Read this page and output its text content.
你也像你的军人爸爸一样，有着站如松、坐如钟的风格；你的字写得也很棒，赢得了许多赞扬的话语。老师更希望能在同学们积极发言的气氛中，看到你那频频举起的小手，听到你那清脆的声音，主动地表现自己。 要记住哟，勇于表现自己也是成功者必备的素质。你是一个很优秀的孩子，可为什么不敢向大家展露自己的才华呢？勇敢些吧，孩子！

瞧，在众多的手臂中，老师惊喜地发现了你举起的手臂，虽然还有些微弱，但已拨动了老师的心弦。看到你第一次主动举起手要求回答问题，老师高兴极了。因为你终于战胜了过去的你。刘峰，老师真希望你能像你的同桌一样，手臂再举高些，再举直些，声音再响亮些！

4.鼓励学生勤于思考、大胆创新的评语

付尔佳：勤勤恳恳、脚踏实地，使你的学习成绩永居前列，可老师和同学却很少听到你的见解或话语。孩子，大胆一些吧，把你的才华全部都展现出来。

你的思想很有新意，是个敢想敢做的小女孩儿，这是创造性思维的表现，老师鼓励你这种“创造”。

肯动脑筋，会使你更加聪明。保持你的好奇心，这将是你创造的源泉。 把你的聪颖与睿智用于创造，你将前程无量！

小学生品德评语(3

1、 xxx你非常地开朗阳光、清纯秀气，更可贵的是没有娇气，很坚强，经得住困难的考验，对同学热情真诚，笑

- [WORK REQUIRED]: Extract all of the data above without altering anything.

- [SOLUTION FOR THIS PROBLEM]:
Read this page and output its text content.
你也像你的军人爸爸一样，有着站如松、坐如钟的风格；你的字写得也很棒，赢得了许多赞扬的话语。老师更希望能在同学们积极发言的气氛中，看到你那频频举起的小手，听到你那清脆的声音，主动地表现自己。 要记住哟，勇于表现自己也是成功者必备的素质。你是一个很优秀的孩子，可为什么不敢向大家展露自己的才华呢？勇敢些吧，孩子！

瞧，在众多的手臂中，老师惊喜地发现了你举起的手臂，虽然还有些微弱，但已拨动了老师的心弦。看到你第一次主动举起手要求回答问题，老师高兴极了。因为你终于战胜了过去的你。刘峰，老师真希望你能像你的同桌一样，手臂再举高些，再举直些，声音再响亮些！

4.鼓励学生勤于思考、大胆创新的评语

付尔佳：勤勤恳恳、脚踏实地，使你的学习成绩永居前列，可老师和同学却很少听到你的见解或话语。孩子，大胆一些吧，把你的才华全部都展现出来。

你的思想很有新意，是个敢想敢做的小女孩儿，这是创造性思维的表现，老师鼓励你这种“创造”。

肯动脑筋，会使你更加聪明。保持你的好奇心，这将是你创造的源泉。 把你的聪颖与睿智用于创造，你将前程无量！

小学生品德评语(3

1、 xxx你非常地开朗阳光、清纯秀气，更可贵的是没有娇气，很坚强，经得住困难的考验，对同学热情真诚，笑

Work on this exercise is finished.